**Challenge**
All of the lines below are to be transcribed faithfully, with pictures excluded from the copy.

Excerpt from a dataset
==============================
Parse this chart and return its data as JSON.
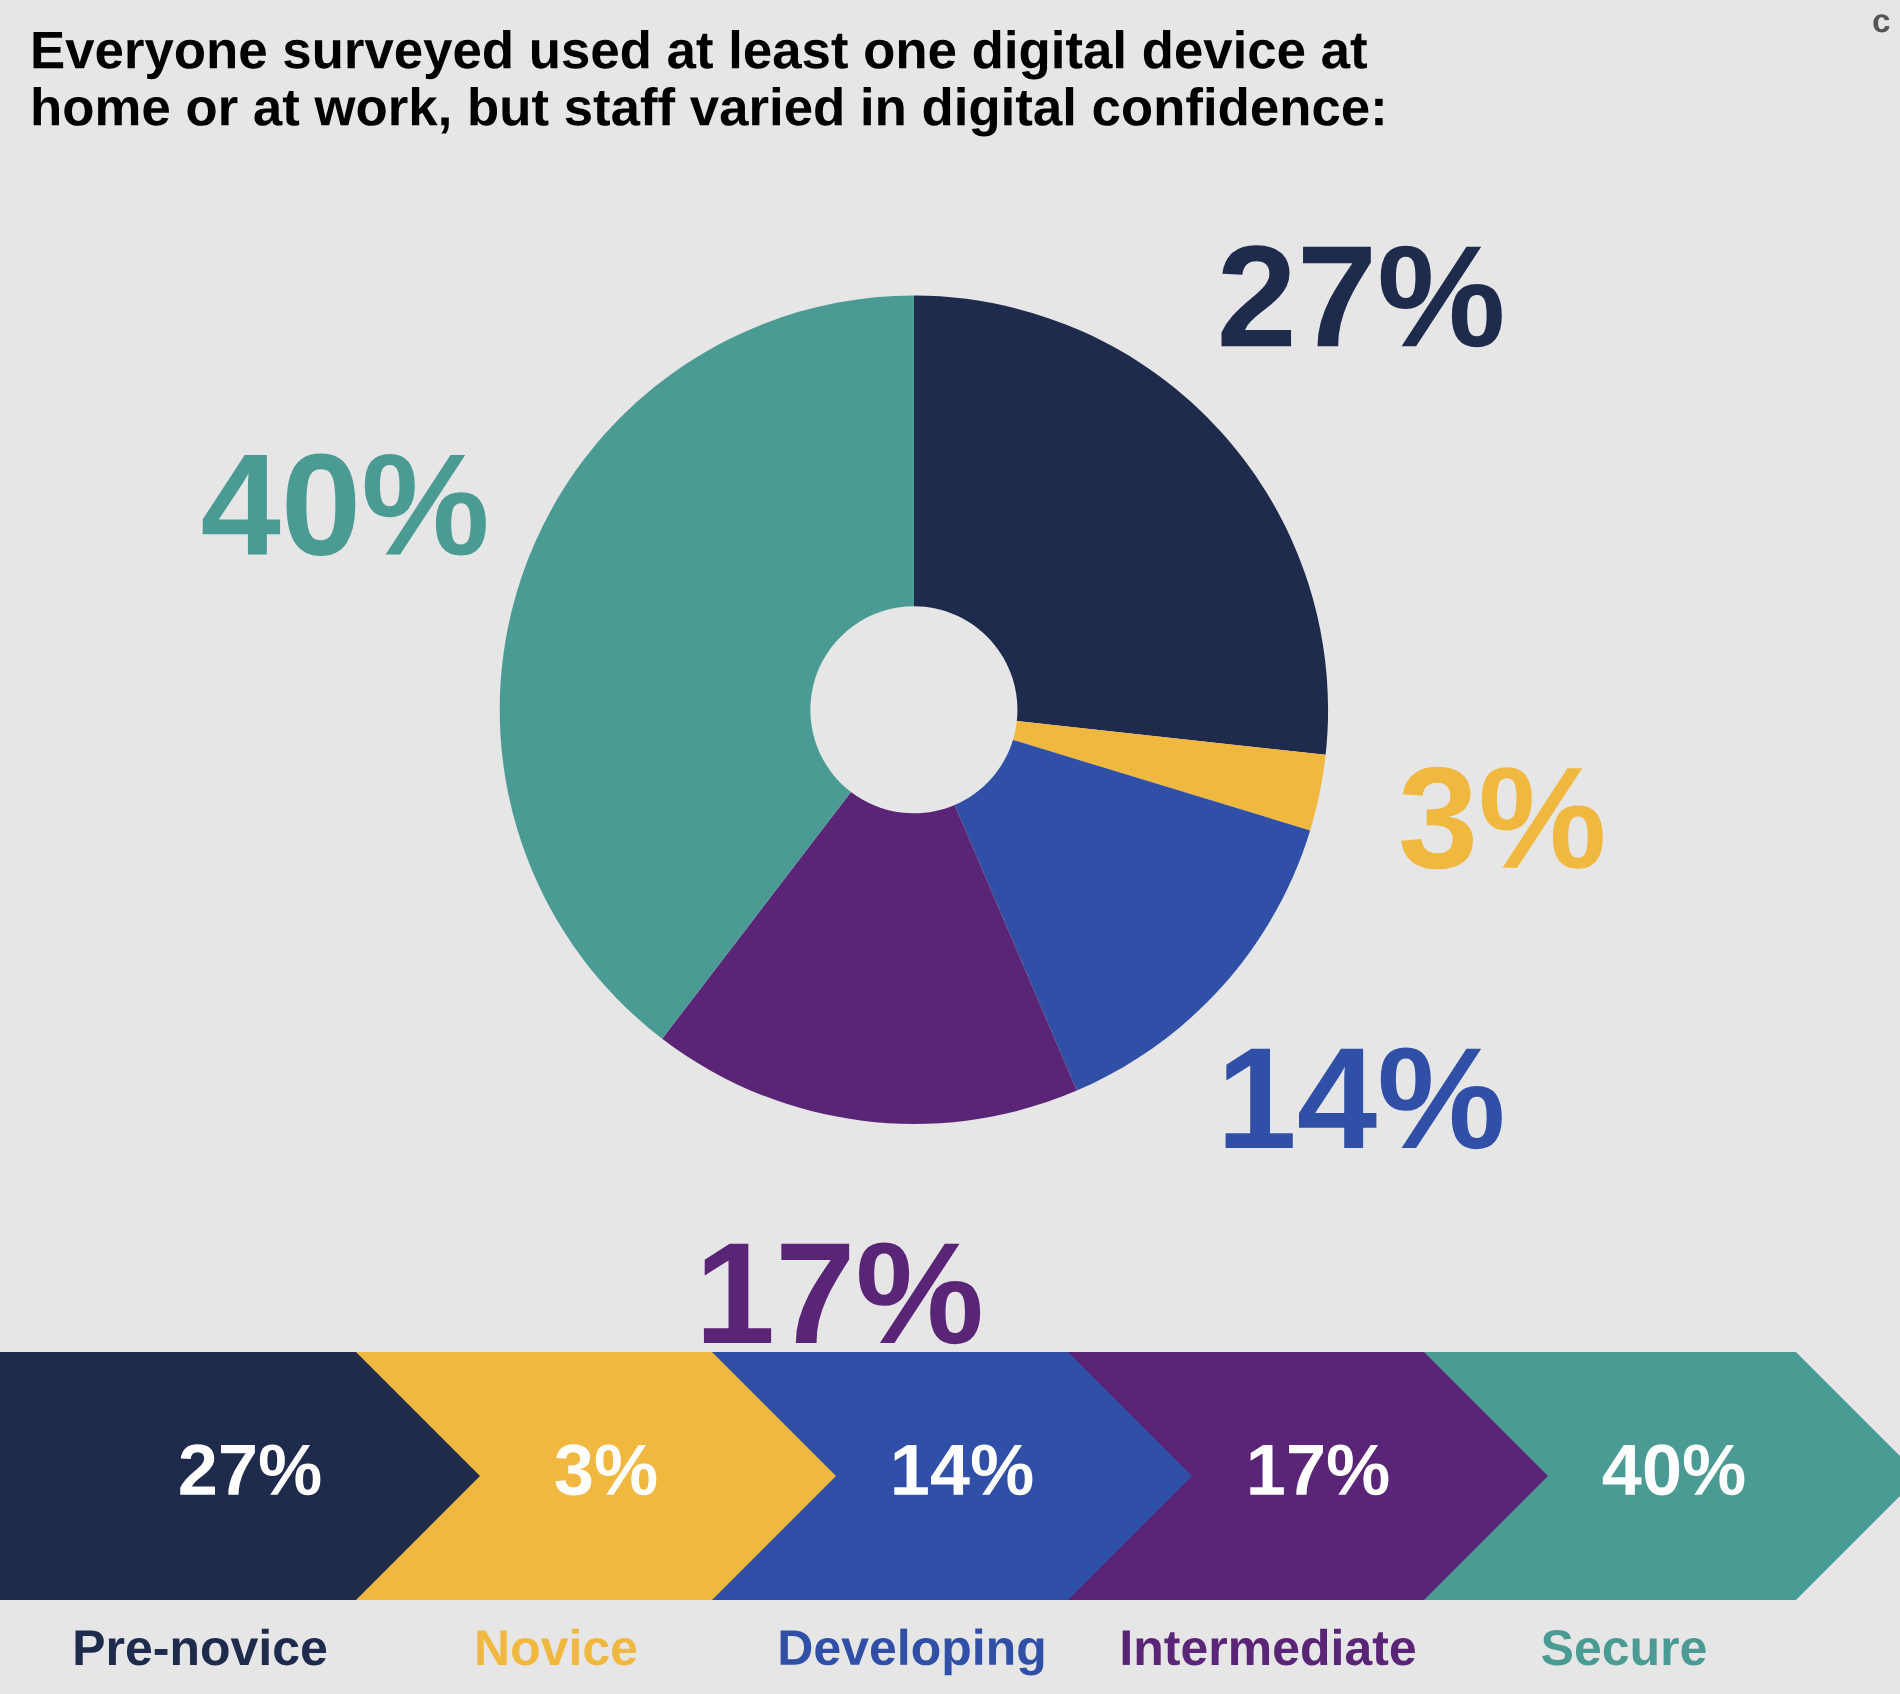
{
  "chart_data": [
    {
      "type": "donut",
      "title": "Everyone surveyed used at least one digital device at\nhome or at work, but staff varied in digital confidence:",
      "categories": [
        null,
        null,
        null,
        null,
        null
      ],
      "values": [
        27,
        3,
        14,
        17,
        40
      ],
      "colors": [
        "#1f2b4d",
        "#f0b83f",
        "#3050a8",
        "#5a2577",
        "#4a9b94"
      ],
      "value_labels": [
        "27%",
        "3%",
        "14%",
        "17%",
        "40%"
      ],
      "annotations": [
        "c"
      ]
    },
    {
      "type": "other",
      "categories": [
        "Pre-novice",
        "Novice",
        "Developing",
        "Intermediate",
        "Secure"
      ],
      "values": [
        27,
        3,
        14,
        17,
        40
      ],
      "colors": [
        "#1f2b4d",
        "#f0b83f",
        "#3050a8",
        "#5a2577",
        "#4a9b94"
      ],
      "value_labels": [
        "27%",
        "3%",
        "14%",
        "17%",
        "40%"
      ]
    }
  ]
}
==============================
**Result of this task**
Parse this chart and return its data as JSON.
{
  "chart_data": [
    {
      "type": "donut",
      "title": "Everyone surveyed used at least one digital device at\nhome or at work, but staff varied in digital confidence:",
      "categories": [
        null,
        null,
        null,
        null,
        null
      ],
      "values": [
        27,
        3,
        14,
        17,
        40
      ],
      "colors": [
        "#1f2b4d",
        "#f0b83f",
        "#3050a8",
        "#5a2577",
        "#4a9b94"
      ],
      "value_labels": [
        "27%",
        "3%",
        "14%",
        "17%",
        "40%"
      ],
      "annotations": [
        "c"
      ]
    },
    {
      "type": "other",
      "categories": [
        "Pre-novice",
        "Novice",
        "Developing",
        "Intermediate",
        "Secure"
      ],
      "values": [
        27,
        3,
        14,
        17,
        40
      ],
      "colors": [
        "#1f2b4d",
        "#f0b83f",
        "#3050a8",
        "#5a2577",
        "#4a9b94"
      ],
      "value_labels": [
        "27%",
        "3%",
        "14%",
        "17%",
        "40%"
      ]
    }
  ]
}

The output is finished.